**Aim**: Reproduce the description of the pluggable scheduling policy framework below word for word, from its first line to its last.

**Passage**:
************
Pluggable scheduling policy framework for the DES engine — replaces the hardcoded FIFO dispatch with a trait-based system, adds critical-path scheduling, decision recording, and an advisory mode for external event-driven simulation.

Why

The engine previously dispatched magic states to stalled gates in insertion order, which is fine for small circuits but leaves performance on the table for deep circuits with uneven critical paths. Profiling scheduling decisions was also impossible - the engine applied them silently with no observability.

Advisory mode is needed to drive the engine from external hardware telemetry or test harnesses without reimplementing the scheduling logic.

How

SchedulingPolicy trait (select_stalled_gate, admit_gate, should_restart_factory) - the engine calls the policy at each decision point. Two implementations: FifoPolicy (preserves existing behavior) and CriticalPathPolicy (prioritizes gates with the longest remaining DAG path).
Enum dispatch via SchedulingPolicyKind - zero vtable overhead, inlineable, Send for parallel sweeps. Same pattern as RoutingKind and BufferKind.
BufferModel trait extracted from the concrete counter buffer, with enum dispatch (BufferKind) for future slotted/priority buffer variants.
************
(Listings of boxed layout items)
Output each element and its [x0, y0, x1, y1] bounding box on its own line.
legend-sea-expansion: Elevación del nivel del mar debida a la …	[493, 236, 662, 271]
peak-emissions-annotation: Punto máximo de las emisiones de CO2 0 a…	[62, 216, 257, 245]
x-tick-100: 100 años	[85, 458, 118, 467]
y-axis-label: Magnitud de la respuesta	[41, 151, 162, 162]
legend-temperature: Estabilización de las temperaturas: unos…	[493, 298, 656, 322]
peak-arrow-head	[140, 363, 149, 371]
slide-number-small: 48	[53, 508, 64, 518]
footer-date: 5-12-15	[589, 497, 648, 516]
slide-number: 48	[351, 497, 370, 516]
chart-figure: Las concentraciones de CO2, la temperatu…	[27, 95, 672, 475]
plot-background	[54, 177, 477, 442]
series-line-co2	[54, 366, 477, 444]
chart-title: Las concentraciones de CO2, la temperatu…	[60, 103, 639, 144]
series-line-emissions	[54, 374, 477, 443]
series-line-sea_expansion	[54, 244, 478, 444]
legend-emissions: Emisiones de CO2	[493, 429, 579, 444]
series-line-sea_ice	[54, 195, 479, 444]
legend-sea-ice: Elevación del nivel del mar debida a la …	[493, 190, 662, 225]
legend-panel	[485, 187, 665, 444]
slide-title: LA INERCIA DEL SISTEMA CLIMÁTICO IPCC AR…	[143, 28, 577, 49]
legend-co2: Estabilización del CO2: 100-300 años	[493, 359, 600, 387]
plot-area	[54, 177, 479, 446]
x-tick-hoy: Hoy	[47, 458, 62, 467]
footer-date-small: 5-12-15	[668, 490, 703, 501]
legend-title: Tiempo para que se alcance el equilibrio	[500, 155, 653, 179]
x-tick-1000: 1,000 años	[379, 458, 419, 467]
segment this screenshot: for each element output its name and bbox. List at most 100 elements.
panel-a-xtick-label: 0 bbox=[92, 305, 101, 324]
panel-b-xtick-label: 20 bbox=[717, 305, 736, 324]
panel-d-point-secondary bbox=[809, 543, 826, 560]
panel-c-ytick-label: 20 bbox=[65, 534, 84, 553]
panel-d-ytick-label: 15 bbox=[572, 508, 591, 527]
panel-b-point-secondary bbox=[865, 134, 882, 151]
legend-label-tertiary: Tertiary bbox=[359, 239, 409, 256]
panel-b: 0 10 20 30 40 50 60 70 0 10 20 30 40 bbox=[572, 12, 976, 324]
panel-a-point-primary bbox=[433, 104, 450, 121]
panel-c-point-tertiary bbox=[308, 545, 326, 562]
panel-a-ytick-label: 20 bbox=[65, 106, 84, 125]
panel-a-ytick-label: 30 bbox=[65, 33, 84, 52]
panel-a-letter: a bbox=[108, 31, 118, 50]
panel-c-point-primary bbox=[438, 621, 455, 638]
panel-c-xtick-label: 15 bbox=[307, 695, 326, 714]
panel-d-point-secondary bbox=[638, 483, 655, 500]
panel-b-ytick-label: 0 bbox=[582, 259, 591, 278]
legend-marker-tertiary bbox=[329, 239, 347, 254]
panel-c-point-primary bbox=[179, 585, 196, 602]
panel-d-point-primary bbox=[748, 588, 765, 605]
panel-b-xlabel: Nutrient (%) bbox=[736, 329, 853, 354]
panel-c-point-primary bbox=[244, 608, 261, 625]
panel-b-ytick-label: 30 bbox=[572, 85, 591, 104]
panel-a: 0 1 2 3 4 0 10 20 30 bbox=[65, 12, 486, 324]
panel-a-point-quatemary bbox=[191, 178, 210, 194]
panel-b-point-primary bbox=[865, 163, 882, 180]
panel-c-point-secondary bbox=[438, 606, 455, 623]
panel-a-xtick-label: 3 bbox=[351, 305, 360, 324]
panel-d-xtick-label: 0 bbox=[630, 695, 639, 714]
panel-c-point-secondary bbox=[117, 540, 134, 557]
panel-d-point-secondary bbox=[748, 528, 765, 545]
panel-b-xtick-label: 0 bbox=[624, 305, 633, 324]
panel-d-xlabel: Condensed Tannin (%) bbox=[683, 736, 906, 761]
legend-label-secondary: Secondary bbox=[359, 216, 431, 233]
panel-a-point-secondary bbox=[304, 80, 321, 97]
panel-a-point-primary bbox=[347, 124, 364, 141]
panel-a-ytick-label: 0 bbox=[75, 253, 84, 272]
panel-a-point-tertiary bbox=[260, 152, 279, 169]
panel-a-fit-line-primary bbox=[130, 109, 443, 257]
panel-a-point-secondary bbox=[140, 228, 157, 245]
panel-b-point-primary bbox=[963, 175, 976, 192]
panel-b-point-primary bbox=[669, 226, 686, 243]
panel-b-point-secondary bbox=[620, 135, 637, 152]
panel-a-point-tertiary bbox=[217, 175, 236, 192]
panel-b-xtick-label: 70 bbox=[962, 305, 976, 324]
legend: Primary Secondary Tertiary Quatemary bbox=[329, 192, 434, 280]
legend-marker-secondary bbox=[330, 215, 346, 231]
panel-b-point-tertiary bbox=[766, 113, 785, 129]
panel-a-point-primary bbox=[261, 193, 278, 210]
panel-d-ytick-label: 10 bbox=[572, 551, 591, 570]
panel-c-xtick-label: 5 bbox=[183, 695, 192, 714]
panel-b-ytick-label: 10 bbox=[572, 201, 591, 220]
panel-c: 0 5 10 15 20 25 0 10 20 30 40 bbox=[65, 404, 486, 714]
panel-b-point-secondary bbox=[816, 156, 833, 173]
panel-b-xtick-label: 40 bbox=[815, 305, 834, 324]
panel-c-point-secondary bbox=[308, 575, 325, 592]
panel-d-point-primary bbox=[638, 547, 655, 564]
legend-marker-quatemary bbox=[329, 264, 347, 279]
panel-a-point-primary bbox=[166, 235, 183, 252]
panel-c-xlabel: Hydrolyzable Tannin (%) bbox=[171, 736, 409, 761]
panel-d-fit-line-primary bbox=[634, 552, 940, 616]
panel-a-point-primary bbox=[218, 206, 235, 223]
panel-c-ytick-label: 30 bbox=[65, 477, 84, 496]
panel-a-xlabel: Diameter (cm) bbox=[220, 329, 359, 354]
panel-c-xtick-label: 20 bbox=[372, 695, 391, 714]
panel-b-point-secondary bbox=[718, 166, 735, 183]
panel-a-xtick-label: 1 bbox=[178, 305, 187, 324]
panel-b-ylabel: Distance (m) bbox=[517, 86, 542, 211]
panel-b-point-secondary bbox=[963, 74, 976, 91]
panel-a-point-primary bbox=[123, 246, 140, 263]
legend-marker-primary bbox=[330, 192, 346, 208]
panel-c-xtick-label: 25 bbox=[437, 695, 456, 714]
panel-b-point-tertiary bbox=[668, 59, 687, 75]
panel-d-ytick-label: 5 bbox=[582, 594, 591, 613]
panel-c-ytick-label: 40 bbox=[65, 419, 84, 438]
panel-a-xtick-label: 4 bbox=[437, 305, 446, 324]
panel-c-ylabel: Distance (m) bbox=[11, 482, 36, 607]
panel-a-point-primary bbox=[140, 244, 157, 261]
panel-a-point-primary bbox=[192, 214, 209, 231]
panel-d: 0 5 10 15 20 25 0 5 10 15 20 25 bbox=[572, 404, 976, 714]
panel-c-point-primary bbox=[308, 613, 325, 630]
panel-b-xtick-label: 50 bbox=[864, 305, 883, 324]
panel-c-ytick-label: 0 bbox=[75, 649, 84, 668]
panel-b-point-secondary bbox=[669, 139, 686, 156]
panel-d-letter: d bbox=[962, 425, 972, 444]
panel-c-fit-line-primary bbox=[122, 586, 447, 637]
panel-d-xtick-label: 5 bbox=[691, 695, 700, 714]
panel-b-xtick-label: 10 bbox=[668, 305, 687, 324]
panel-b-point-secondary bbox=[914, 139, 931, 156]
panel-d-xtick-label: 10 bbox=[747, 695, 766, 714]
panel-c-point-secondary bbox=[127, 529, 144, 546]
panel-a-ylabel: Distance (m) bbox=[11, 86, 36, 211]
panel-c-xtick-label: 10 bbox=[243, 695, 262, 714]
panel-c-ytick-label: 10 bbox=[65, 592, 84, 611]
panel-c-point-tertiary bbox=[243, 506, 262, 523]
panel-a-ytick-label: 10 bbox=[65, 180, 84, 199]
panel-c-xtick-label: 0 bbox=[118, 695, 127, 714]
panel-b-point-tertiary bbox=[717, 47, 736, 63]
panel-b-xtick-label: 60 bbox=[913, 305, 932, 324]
************
**Answer to the exercise**:
Pluggable scheduling policy framework for the DES engine — replaces the hardcoded FIFO dispatch with a trait-based system, adds critical-path scheduling, decision recording, and an advisory mode for external event-driven simulation.

Why

The engine previously dispatched magic states to stalled gates in insertion order, which is fine for small circuits but leaves performance on the table for deep circuits with uneven critical paths. Profiling scheduling decisions was also impossible - the engine applied them silently with no observability.

Advisory mode is needed to drive the engine from external hardware telemetry or test harnesses without reimplementing the scheduling logic.

How

SchedulingPolicy trait (select_stalled_gate, admit_gate, should_restart_factory) - the engine calls the policy at each decision point. Two implementations: FifoPolicy (preserves existing behavior) and CriticalPathPolicy (prioritizes gates with the longest remaining DAG path).
Enum dispatch via SchedulingPolicyKind - zero vtable overhead, inlineable, Send for parallel sweeps. Same pattern as RoutingKind and BufferKind.
BufferModel trait extracted from the concrete counter buffer, with enum dispatch (BufferKind) for future slotted/priority buffer variants.